## RAW DATA:
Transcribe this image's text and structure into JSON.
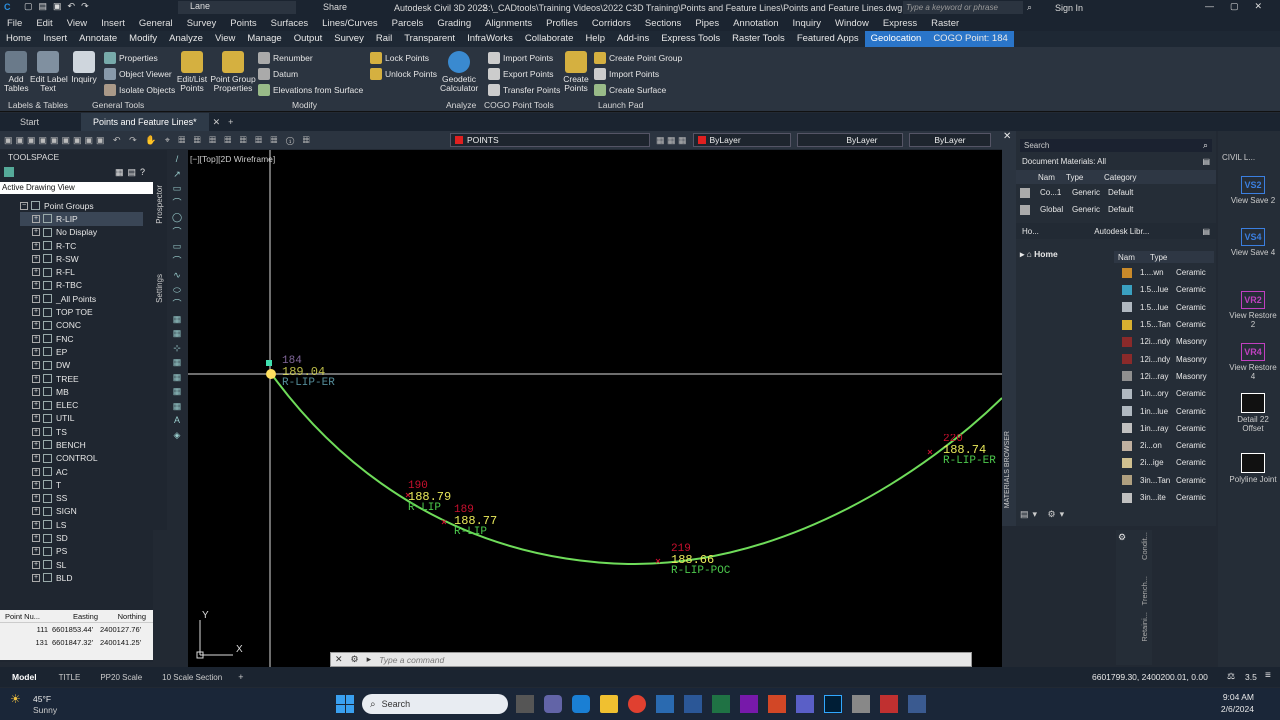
{
  "app": {
    "title": "Autodesk Civil 3D 2022",
    "path": "S:\\_CADtools\\Training Videos\\2022 C3D Training\\Points and Feature Lines\\Points and Feature Lines.dwg",
    "workspace": "Lane",
    "share": "Share",
    "search_placeholder": "Type a keyword or phrase",
    "signin": "Sign In"
  },
  "menu": [
    "File",
    "Edit",
    "View",
    "Insert",
    "General",
    "Survey",
    "Points",
    "Surfaces",
    "Lines/Curves",
    "Parcels",
    "Grading",
    "Alignments",
    "Profiles",
    "Corridors",
    "Sections",
    "Pipes",
    "Annotation",
    "Inquiry",
    "Window",
    "Express",
    "Raster"
  ],
  "tabs": [
    "Home",
    "Insert",
    "Annotate",
    "Modify",
    "Analyze",
    "View",
    "Manage",
    "Output",
    "Survey",
    "Rail",
    "Transparent",
    "InfraWorks",
    "Collaborate",
    "Help",
    "Add-ins",
    "Express Tools",
    "Raster Tools",
    "Featured Apps",
    "Geolocation",
    "COGO Point: 184"
  ],
  "ribbon": {
    "add_tables": "Add\nTables",
    "edit_label_text": "Edit Label\nText",
    "inquiry": "Inquiry",
    "properties": "Properties",
    "object_viewer": "Object Viewer",
    "isolate_objects": "Isolate Objects",
    "edit_list_points": "Edit/List\nPoints",
    "point_group_properties": "Point Group\nProperties",
    "renumber": "Renumber",
    "datum": "Datum",
    "elevations_from_surface": "Elevations from Surface",
    "lock_points": "Lock Points",
    "unlock_points": "Unlock Points",
    "geodetic_calculator": "Geodetic\nCalculator",
    "import_points": "Import Points",
    "export_points": "Export Points",
    "transfer_points": "Transfer Points",
    "create_points": "Create\nPoints",
    "create_point_group": "Create Point Group",
    "import_points2": "Import Points",
    "create_surface": "Create Surface",
    "panels": [
      "Labels & Tables",
      "General Tools",
      "Modify",
      "Analyze",
      "COGO Point Tools",
      "Launch Pad"
    ]
  },
  "doctabs": [
    "Start",
    "Points and Feature Lines*"
  ],
  "quickbar": {
    "layer": "POINTS",
    "color": "ByLayer",
    "linetype": "ByLayer",
    "lineweight": "ByLayer"
  },
  "toolspace": {
    "title": "TOOLSPACE",
    "view": "Active Drawing View",
    "root": "Point Groups",
    "groups": [
      "R-LIP",
      "No Display",
      "R-TC",
      "R-SW",
      "R-FL",
      "R-TBC",
      "_All Points",
      "TOP TOE",
      "CONC",
      "FNC",
      "EP",
      "DW",
      "TREE",
      "MB",
      "ELEC",
      "UTIL",
      "TS",
      "BENCH",
      "CONTROL",
      "AC",
      "T",
      "SS",
      "SIGN",
      "LS",
      "SD",
      "PS",
      "SL",
      "BLD"
    ],
    "side_tabs": [
      "Prospector",
      "Settings"
    ],
    "table_headers": [
      "Point Nu...",
      "Easting",
      "Northing"
    ],
    "table_rows": [
      [
        "111",
        "6601853.44'",
        "2400127.76'"
      ],
      [
        "131",
        "6601847.32'",
        "2400141.25'"
      ]
    ]
  },
  "viewport": {
    "label": "[−][Top][2D Wireframe]",
    "y": "Y",
    "x": "X",
    "points": [
      {
        "num": "184",
        "elev": "189.04",
        "desc": "R-LIP-ER"
      },
      {
        "num": "190",
        "elev": "188.79",
        "desc": "R-LIP"
      },
      {
        "num": "189",
        "elev": "188.77",
        "desc": "R-LIP"
      },
      {
        "num": "219",
        "elev": "188.66",
        "desc": "R-LIP-POC"
      },
      {
        "num": "220",
        "elev": "188.74",
        "desc": "R-LIP-ER"
      }
    ]
  },
  "materials": {
    "search": "Search",
    "doc_materials": "Document Materials: All",
    "doc_headers": [
      "Nam",
      "Type",
      "Category"
    ],
    "doc_rows": [
      [
        "Co...1",
        "Generic",
        "Default"
      ],
      [
        "Global",
        "Generic",
        "Default"
      ]
    ],
    "lib_left": "Ho...",
    "lib_name": "Autodesk Libr...",
    "home": "Home",
    "lib_headers": [
      "Nam",
      "Type"
    ],
    "lib_rows": [
      [
        "1....wn",
        "Ceramic"
      ],
      [
        "1.5...lue",
        "Ceramic"
      ],
      [
        "1.5...lue",
        "Ceramic"
      ],
      [
        "1.5...Tan",
        "Ceramic"
      ],
      [
        "12i...ndy",
        "Masonry"
      ],
      [
        "12i...ndy",
        "Masonry"
      ],
      [
        "12i...ray",
        "Masonry"
      ],
      [
        "1in...ory",
        "Ceramic"
      ],
      [
        "1in...lue",
        "Ceramic"
      ],
      [
        "1in...ray",
        "Ceramic"
      ],
      [
        "2i...on",
        "Ceramic"
      ],
      [
        "2i...ige",
        "Ceramic"
      ],
      [
        "3in...Tan",
        "Ceramic"
      ],
      [
        "3in...ite",
        "Ceramic"
      ]
    ],
    "side_label": "MATERIALS BROWSER"
  },
  "viewsaves": {
    "header": "CIVIL L...",
    "items": [
      {
        "badge": "VS2",
        "label": "View Save 2",
        "color": "#3b7fe0"
      },
      {
        "badge": "VS4",
        "label": "View Save 4",
        "color": "#3b7fe0"
      },
      {
        "badge": "VR2",
        "label": "View Restore 2",
        "color": "#c040c0"
      },
      {
        "badge": "VR4",
        "label": "View Restore 4",
        "color": "#c040c0"
      },
      {
        "badge": "",
        "label": "Detail 22 Offset",
        "color": "#fff"
      },
      {
        "badge": "",
        "label": "Polyline Joint",
        "color": "#fff"
      }
    ]
  },
  "mini_tabs": [
    "Condit...",
    "Trench...",
    "Retaini..."
  ],
  "command": {
    "placeholder": "Type a command"
  },
  "status": {
    "tabs": [
      "Model",
      "TITLE",
      "PP20 Scale",
      "10 Scale Section"
    ],
    "coords": "6601799.30, 2400200.01, 0.00",
    "scale": "3.5"
  },
  "taskbar": {
    "temp": "45°F",
    "weather": "Sunny",
    "search": "Search",
    "time": "9:04 AM",
    "date": "2/6/2024"
  }
}
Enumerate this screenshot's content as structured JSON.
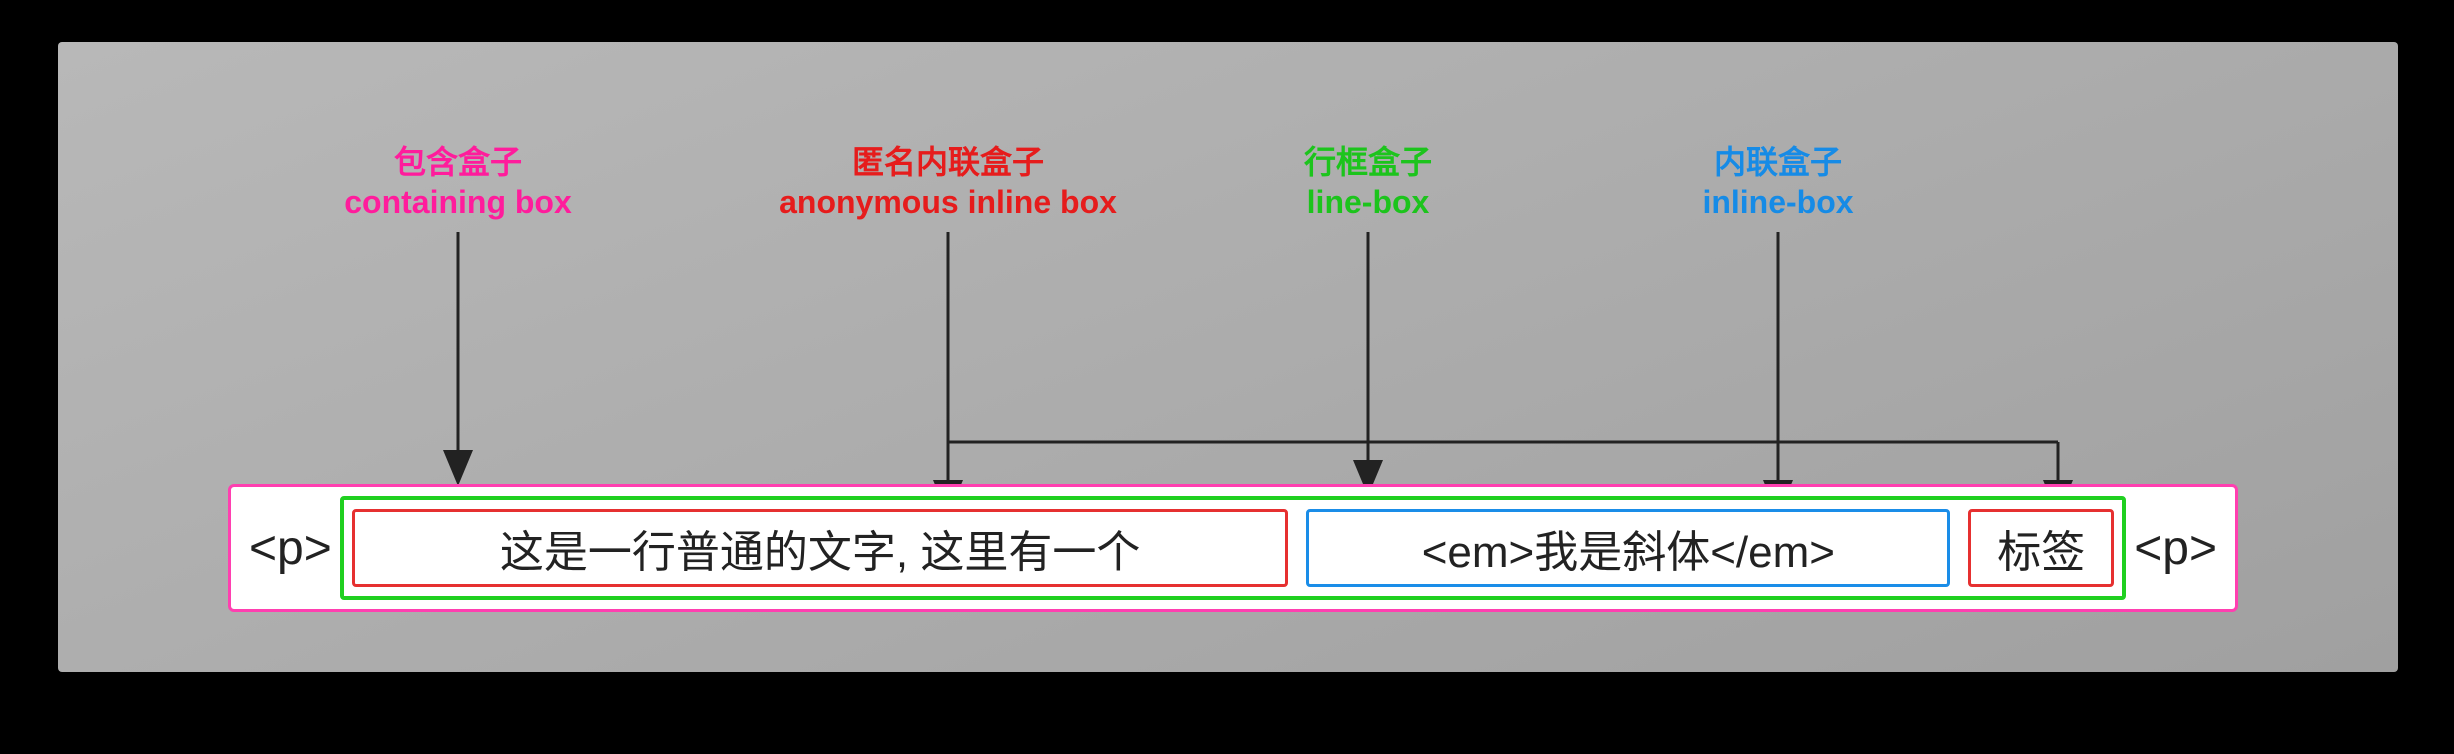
{
  "labels": {
    "containing": {
      "cn": "包含盒子",
      "en": "containing box"
    },
    "anonymous": {
      "cn": "匿名内联盒子",
      "en": "anonymous inline box"
    },
    "linebox": {
      "cn": "行框盒子",
      "en": "line-box"
    },
    "inlinebox": {
      "cn": "内联盒子",
      "en": "inline-box"
    }
  },
  "tags": {
    "open": "<p>",
    "close": "<p>"
  },
  "content": {
    "anon1": "这是一行普通的文字, 这里有一个",
    "inline": "<em>我是斜体</em>",
    "anon2": "标签"
  },
  "colors": {
    "containing": "#ff3fb0",
    "anonymous": "#e63030",
    "linebox": "#20d020",
    "inlinebox": "#1a8de8",
    "arrow": "#222222"
  }
}
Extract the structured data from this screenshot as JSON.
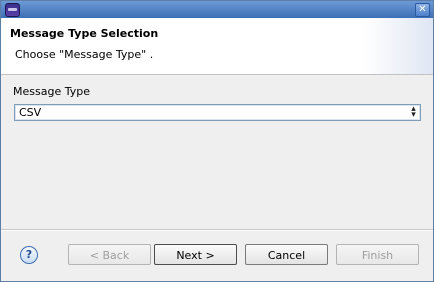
{
  "window": {
    "title": "",
    "close_symbol": "✕"
  },
  "header": {
    "title": "Message Type Selection",
    "description": "Choose \"Message Type\" ."
  },
  "form": {
    "message_type_label": "Message Type",
    "message_type_value": "CSV",
    "arrow_symbol": "⌃⌄"
  },
  "footer": {
    "help_symbol": "?",
    "back_label": "< Back",
    "next_label": "Next >",
    "cancel_label": "Cancel",
    "finish_label": "Finish"
  },
  "icons": [
    "app-icon",
    "close-icon",
    "help-icon",
    "select-arrow-icon"
  ]
}
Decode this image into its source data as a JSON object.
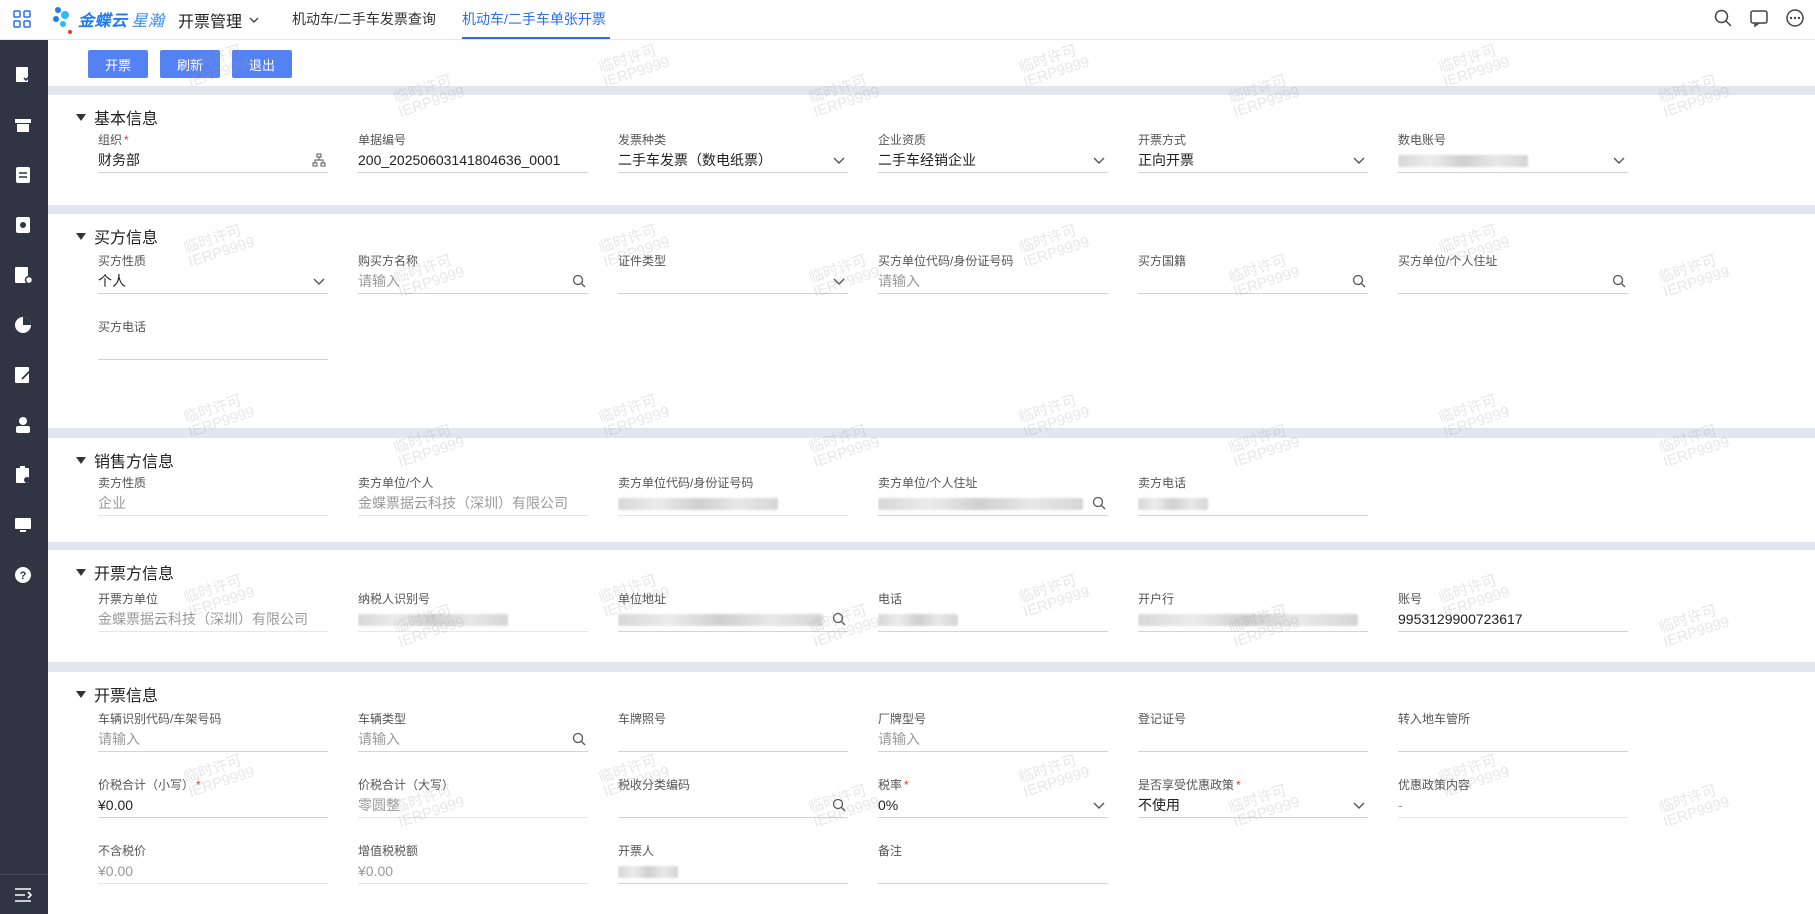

## WORK TO COMPLETE:
Set down the complete material exactly, but do not include the images.

## OUTPUT OF THE TASK:
Transcribe this image's text and structure into JSON.
{
  "app": {
    "title": "Autodesk Civil 3D 2022",
    "path": "S:\\_CADtools\\Training Videos\\2022 C3D Training\\Points and Feature Lines\\Points and Feature Lines.dwg",
    "workspace": "Lane",
    "share": "Share",
    "search_placeholder": "Type a keyword or phrase",
    "signin": "Sign In"
  },
  "menu": [
    "File",
    "Edit",
    "View",
    "Insert",
    "General",
    "Survey",
    "Points",
    "Surfaces",
    "Lines/Curves",
    "Parcels",
    "Grading",
    "Alignments",
    "Profiles",
    "Corridors",
    "Sections",
    "Pipes",
    "Annotation",
    "Inquiry",
    "Window",
    "Express",
    "Raster"
  ],
  "tabs": [
    "Home",
    "Insert",
    "Annotate",
    "Modify",
    "Analyze",
    "View",
    "Manage",
    "Output",
    "Survey",
    "Rail",
    "Transparent",
    "InfraWorks",
    "Collaborate",
    "Help",
    "Add-ins",
    "Express Tools",
    "Raster Tools",
    "Featured Apps",
    "Geolocation",
    "COGO Point: 184"
  ],
  "ribbon": {
    "add_tables": "Add\nTables",
    "edit_label_text": "Edit Label\nText",
    "inquiry": "Inquiry",
    "properties": "Properties",
    "object_viewer": "Object Viewer",
    "isolate_objects": "Isolate Objects",
    "edit_list_points": "Edit/List\nPoints",
    "point_group_properties": "Point Group\nProperties",
    "renumber": "Renumber",
    "datum": "Datum",
    "elevations_from_surface": "Elevations from Surface",
    "lock_points": "Lock Points",
    "unlock_points": "Unlock Points",
    "geodetic_calculator": "Geodetic\nCalculator",
    "import_points": "Import Points",
    "export_points": "Export Points",
    "transfer_points": "Transfer Points",
    "create_points": "Create\nPoints",
    "create_point_group": "Create Point Group",
    "import_points2": "Import Points",
    "create_surface": "Create Surface",
    "panels": [
      "Labels & Tables",
      "General Tools",
      "Modify",
      "Analyze",
      "COGO Point Tools",
      "Launch Pad"
    ]
  },
  "doctabs": [
    "Start",
    "Points and Feature Lines*"
  ],
  "quickbar": {
    "layer": "POINTS",
    "color": "ByLayer",
    "linetype": "ByLayer",
    "lineweight": "ByLayer"
  },
  "toolspace": {
    "title": "TOOLSPACE",
    "view": "Active Drawing View",
    "root": "Point Groups",
    "groups": [
      "R-LIP",
      "No Display",
      "R-TC",
      "R-SW",
      "R-FL",
      "R-TBC",
      "_All Points",
      "TOP TOE",
      "CONC",
      "FNC",
      "EP",
      "DW",
      "TREE",
      "MB",
      "ELEC",
      "UTIL",
      "TS",
      "BENCH",
      "CONTROL",
      "AC",
      "T",
      "SS",
      "SIGN",
      "LS",
      "SD",
      "PS",
      "SL",
      "BLD"
    ],
    "side_tabs": [
      "Prospector",
      "Settings"
    ],
    "table_headers": [
      "Point Nu...",
      "Easting",
      "Northing"
    ],
    "table_rows": [
      [
        "111",
        "6601853.44'",
        "2400127.76'"
      ],
      [
        "131",
        "6601847.32'",
        "2400141.25'"
      ]
    ]
  },
  "viewport": {
    "label": "[−][Top][2D Wireframe]",
    "y": "Y",
    "x": "X",
    "points": [
      {
        "num": "184",
        "elev": "189.04",
        "desc": "R-LIP-ER"
      },
      {
        "num": "190",
        "elev": "188.79",
        "desc": "R-LIP"
      },
      {
        "num": "189",
        "elev": "188.77",
        "desc": "R-LIP"
      },
      {
        "num": "219",
        "elev": "188.66",
        "desc": "R-LIP-POC"
      },
      {
        "num": "220",
        "elev": "188.74",
        "desc": "R-LIP-ER"
      }
    ]
  },
  "materials": {
    "search": "Search",
    "doc_materials": "Document Materials: All",
    "doc_headers": [
      "Nam",
      "Type",
      "Category"
    ],
    "doc_rows": [
      [
        "Co...1",
        "Generic",
        "Default"
      ],
      [
        "Global",
        "Generic",
        "Default"
      ]
    ],
    "lib_left": "Ho...",
    "lib_name": "Autodesk Libr...",
    "home": "Home",
    "lib_headers": [
      "Nam",
      "Type"
    ],
    "lib_rows": [
      [
        "1....wn",
        "Ceramic"
      ],
      [
        "1.5...lue",
        "Ceramic"
      ],
      [
        "1.5...lue",
        "Ceramic"
      ],
      [
        "1.5...Tan",
        "Ceramic"
      ],
      [
        "12i...ndy",
        "Masonry"
      ],
      [
        "12i...ndy",
        "Masonry"
      ],
      [
        "12i...ray",
        "Masonry"
      ],
      [
        "1in...ory",
        "Ceramic"
      ],
      [
        "1in...lue",
        "Ceramic"
      ],
      [
        "1in...ray",
        "Ceramic"
      ],
      [
        "2i...on",
        "Ceramic"
      ],
      [
        "2i...ige",
        "Ceramic"
      ],
      [
        "3in...Tan",
        "Ceramic"
      ],
      [
        "3in...ite",
        "Ceramic"
      ]
    ],
    "side_label": "MATERIALS BROWSER"
  },
  "viewsaves": {
    "header": "CIVIL L...",
    "items": [
      {
        "badge": "VS2",
        "label": "View Save 2",
        "color": "#3b7fe0"
      },
      {
        "badge": "VS4",
        "label": "View Save 4",
        "color": "#3b7fe0"
      },
      {
        "badge": "VR2",
        "label": "View Restore 2",
        "color": "#c040c0"
      },
      {
        "badge": "VR4",
        "label": "View Restore 4",
        "color": "#c040c0"
      },
      {
        "badge": "",
        "label": "Detail 22 Offset",
        "color": "#fff"
      },
      {
        "badge": "",
        "label": "Polyline Joint",
        "color": "#fff"
      }
    ]
  },
  "mini_tabs": [
    "Condit...",
    "Trench...",
    "Retaini..."
  ],
  "command": {
    "placeholder": "Type a command"
  },
  "status": {
    "tabs": [
      "Model",
      "TITLE",
      "PP20 Scale",
      "10 Scale Section"
    ],
    "coords": "6601799.30, 2400200.01, 0.00",
    "scale": "3.5"
  },
  "taskbar": {
    "temp": "45°F",
    "weather": "Sunny",
    "search": "Search",
    "time": "9:04 AM",
    "date": "2/6/2024"
  }
}
Enumerate this screenshot's content as structured JSON.
{
  "labels": {
    "containing": {
      "cn": "包含盒子",
      "en": "containing box"
    },
    "anonymous": {
      "cn": "匿名内联盒子",
      "en": "anonymous inline box"
    },
    "linebox": {
      "cn": "行框盒子",
      "en": "line-box"
    },
    "inlinebox": {
      "cn": "内联盒子",
      "en": "inline-box"
    }
  },
  "tags": {
    "open": "<p>",
    "close": "<p>"
  },
  "content": {
    "anon1": "这是一行普通的文字, 这里有一个",
    "inline": "<em>我是斜体</em>",
    "anon2": "标签"
  },
  "colors": {
    "containing": "#ff3fb0",
    "anonymous": "#e63030",
    "linebox": "#20d020",
    "inlinebox": "#1a8de8",
    "arrow": "#222222"
  }
}
Extract the structured data from this screenshot as JSON.
{
  "window": {
    "title": "",
    "close_symbol": "✕"
  },
  "header": {
    "title": "Message Type Selection",
    "description": "Choose \"Message Type\" ."
  },
  "form": {
    "message_type_label": "Message Type",
    "message_type_value": "CSV",
    "arrow_symbol": "⌃⌄"
  },
  "footer": {
    "help_symbol": "?",
    "back_label": "< Back",
    "next_label": "Next >",
    "cancel_label": "Cancel",
    "finish_label": "Finish"
  },
  "icons": [
    "app-icon",
    "close-icon",
    "help-icon",
    "select-arrow-icon"
  ]
}
Decode this image into its source data as a JSON object.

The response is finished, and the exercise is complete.